┌────────

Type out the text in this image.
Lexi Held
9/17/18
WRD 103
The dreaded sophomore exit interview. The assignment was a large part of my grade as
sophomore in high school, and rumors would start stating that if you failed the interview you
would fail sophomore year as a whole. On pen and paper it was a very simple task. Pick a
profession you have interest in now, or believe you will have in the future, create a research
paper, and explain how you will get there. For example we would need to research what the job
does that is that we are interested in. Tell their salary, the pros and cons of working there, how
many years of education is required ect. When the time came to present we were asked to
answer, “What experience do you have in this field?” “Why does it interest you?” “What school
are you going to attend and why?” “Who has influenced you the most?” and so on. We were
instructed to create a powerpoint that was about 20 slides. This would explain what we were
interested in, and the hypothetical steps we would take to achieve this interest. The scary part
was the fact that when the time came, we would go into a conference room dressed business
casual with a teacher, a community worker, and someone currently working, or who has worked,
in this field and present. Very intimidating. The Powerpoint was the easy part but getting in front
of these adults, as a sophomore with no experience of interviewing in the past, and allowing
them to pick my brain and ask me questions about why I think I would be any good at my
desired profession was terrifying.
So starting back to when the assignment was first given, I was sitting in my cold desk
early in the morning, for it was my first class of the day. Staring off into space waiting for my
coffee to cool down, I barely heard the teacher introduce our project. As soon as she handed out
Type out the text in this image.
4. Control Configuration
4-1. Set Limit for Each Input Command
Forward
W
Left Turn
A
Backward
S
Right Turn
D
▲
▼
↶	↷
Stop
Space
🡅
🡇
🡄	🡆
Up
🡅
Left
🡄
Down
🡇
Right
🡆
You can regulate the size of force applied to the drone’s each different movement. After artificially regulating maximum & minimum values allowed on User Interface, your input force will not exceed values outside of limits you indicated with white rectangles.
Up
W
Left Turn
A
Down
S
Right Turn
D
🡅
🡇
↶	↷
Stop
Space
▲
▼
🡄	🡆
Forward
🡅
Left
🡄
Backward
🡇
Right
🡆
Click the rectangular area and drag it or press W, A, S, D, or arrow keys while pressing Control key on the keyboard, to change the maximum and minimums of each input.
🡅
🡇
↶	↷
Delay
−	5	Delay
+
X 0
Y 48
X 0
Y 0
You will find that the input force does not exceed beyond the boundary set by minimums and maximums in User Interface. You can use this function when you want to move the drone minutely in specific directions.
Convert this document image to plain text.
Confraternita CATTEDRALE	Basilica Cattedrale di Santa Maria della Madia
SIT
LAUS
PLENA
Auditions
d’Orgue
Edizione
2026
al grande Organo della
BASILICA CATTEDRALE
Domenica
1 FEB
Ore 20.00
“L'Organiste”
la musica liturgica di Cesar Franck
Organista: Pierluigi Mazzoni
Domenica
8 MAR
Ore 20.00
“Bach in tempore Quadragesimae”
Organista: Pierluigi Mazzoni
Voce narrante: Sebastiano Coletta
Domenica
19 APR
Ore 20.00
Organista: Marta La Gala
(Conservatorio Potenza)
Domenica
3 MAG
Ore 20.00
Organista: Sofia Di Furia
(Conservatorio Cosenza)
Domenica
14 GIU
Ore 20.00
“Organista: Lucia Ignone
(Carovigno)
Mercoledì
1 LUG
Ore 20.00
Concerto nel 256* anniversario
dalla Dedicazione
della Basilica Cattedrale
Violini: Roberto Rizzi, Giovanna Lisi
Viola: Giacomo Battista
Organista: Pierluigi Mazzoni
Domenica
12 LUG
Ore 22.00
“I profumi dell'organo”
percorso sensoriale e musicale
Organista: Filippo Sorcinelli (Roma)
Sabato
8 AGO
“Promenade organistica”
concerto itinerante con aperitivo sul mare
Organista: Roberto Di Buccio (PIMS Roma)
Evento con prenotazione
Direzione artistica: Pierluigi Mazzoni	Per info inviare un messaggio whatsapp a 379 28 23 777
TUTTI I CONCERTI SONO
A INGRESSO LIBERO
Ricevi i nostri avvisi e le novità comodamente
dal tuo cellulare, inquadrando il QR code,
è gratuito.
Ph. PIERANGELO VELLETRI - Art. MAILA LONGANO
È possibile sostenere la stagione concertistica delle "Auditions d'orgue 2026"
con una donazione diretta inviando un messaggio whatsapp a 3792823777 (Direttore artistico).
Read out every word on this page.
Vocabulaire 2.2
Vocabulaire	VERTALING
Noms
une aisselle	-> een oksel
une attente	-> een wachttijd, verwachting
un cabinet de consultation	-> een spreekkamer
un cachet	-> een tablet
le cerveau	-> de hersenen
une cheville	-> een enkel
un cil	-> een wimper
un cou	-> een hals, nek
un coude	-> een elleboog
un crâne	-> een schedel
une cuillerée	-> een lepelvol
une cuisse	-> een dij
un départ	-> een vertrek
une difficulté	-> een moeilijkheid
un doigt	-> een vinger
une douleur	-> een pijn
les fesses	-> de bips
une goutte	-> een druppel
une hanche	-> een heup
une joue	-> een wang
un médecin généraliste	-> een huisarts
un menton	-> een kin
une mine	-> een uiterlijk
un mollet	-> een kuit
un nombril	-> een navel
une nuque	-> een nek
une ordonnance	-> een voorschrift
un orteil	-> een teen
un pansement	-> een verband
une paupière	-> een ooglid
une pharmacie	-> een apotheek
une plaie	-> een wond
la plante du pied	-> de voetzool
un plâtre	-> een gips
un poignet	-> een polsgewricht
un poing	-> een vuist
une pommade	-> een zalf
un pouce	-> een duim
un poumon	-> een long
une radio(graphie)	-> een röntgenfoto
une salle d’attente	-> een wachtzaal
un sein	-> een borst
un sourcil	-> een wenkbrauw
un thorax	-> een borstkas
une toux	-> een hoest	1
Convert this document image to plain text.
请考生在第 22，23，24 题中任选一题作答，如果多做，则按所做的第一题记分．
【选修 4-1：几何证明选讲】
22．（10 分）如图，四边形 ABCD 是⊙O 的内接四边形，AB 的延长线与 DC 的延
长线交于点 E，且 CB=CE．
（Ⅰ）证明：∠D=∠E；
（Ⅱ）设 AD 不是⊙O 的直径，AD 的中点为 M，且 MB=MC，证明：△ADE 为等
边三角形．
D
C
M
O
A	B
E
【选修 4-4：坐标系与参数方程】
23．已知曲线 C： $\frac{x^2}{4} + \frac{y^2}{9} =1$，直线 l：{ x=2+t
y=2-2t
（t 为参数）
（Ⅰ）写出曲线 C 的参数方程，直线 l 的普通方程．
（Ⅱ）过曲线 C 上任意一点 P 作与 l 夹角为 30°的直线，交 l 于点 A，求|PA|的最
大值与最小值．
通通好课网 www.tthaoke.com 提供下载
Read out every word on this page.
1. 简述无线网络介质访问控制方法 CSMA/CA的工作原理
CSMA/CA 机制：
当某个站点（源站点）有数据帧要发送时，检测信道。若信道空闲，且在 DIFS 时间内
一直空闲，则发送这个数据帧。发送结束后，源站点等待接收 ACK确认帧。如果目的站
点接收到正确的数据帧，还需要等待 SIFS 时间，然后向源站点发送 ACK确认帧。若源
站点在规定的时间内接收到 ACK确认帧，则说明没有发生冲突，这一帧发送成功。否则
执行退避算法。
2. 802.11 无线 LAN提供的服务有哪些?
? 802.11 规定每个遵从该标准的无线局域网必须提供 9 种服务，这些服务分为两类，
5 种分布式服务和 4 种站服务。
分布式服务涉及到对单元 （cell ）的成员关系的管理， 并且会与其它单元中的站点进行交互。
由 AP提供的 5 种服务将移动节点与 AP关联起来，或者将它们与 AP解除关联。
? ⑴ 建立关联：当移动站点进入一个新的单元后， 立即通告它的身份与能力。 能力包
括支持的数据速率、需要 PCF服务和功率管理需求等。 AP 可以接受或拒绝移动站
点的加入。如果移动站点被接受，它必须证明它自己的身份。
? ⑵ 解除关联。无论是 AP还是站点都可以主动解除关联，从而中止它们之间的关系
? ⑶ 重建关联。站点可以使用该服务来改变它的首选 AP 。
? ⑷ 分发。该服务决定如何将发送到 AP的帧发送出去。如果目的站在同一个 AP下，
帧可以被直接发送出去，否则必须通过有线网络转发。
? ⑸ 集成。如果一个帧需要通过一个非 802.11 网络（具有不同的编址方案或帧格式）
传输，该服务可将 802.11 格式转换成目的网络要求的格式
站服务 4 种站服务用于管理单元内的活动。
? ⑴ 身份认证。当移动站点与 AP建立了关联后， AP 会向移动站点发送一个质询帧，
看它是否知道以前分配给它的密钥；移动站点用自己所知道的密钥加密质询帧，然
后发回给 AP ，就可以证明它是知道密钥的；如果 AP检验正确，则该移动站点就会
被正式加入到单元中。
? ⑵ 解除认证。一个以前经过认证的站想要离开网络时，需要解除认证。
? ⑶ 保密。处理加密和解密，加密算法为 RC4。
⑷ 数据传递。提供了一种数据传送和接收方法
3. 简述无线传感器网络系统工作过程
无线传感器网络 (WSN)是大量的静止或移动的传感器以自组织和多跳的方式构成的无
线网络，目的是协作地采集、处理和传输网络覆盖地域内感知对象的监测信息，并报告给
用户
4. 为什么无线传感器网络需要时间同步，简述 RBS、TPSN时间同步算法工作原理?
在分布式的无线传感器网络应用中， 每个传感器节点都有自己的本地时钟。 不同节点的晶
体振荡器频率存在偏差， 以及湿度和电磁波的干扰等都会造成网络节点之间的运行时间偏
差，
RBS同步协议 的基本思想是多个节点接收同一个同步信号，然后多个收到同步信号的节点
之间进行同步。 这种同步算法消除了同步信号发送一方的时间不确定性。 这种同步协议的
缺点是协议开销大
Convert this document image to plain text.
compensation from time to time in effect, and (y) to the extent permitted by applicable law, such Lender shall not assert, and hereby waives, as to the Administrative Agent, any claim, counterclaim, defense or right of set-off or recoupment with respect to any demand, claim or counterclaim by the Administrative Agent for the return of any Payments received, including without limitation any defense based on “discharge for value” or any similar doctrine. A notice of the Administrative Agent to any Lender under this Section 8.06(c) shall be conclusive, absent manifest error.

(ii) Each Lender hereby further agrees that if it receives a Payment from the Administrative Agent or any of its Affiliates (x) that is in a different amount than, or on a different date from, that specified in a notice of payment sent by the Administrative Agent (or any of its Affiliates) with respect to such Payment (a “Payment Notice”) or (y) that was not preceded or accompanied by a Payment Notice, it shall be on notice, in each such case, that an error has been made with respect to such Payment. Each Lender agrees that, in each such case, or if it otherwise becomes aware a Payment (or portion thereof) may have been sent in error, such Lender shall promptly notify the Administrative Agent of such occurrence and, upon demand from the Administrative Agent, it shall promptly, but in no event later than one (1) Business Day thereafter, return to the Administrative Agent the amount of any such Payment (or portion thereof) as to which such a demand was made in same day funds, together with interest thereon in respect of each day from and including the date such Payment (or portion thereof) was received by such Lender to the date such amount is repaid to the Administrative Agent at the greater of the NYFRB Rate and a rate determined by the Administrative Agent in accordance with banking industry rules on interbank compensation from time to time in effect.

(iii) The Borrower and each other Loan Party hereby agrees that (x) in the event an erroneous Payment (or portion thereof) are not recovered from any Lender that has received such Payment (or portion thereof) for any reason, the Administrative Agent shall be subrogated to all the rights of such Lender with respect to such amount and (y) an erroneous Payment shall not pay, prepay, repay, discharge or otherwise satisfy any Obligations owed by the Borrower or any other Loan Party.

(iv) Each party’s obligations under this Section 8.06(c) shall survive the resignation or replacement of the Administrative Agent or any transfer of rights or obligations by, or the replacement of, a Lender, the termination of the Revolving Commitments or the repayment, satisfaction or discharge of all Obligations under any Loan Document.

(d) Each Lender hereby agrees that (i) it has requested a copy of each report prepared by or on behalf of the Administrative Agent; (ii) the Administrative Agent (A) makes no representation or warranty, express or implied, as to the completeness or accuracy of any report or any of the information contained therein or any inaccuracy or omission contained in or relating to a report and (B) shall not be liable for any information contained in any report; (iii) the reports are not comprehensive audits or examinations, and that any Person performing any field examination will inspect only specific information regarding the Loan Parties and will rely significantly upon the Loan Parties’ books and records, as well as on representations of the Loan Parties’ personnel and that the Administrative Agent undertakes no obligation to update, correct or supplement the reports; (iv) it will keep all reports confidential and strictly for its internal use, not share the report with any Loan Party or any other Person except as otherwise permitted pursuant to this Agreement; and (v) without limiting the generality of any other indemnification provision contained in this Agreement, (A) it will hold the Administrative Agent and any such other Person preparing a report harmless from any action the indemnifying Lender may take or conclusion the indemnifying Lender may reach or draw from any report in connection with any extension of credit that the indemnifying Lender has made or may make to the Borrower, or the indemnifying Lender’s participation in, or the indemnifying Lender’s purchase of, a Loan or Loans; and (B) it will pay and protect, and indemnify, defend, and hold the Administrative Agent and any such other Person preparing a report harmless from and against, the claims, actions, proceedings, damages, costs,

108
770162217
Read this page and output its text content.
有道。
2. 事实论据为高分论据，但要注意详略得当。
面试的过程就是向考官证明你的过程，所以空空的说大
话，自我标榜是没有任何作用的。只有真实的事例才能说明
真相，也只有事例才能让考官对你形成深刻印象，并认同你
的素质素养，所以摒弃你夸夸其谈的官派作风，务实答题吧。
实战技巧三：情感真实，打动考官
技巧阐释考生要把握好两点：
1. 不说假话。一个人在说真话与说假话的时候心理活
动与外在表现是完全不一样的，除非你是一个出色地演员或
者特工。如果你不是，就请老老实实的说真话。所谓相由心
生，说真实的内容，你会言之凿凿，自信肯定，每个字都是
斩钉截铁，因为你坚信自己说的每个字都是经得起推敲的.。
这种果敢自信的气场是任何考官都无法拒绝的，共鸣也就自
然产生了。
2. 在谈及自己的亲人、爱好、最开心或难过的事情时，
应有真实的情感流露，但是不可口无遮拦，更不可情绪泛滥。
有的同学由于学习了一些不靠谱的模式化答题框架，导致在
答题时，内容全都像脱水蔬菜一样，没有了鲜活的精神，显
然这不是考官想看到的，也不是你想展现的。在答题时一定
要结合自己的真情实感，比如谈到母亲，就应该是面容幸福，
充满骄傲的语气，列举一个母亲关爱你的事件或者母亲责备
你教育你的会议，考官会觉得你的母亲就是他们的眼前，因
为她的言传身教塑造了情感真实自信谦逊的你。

└────────

## THE EXERCISE
Among the entries above, how many lines hold the string "Section"? Give the number by itself.

## SOLUTION TO THIS TASK
2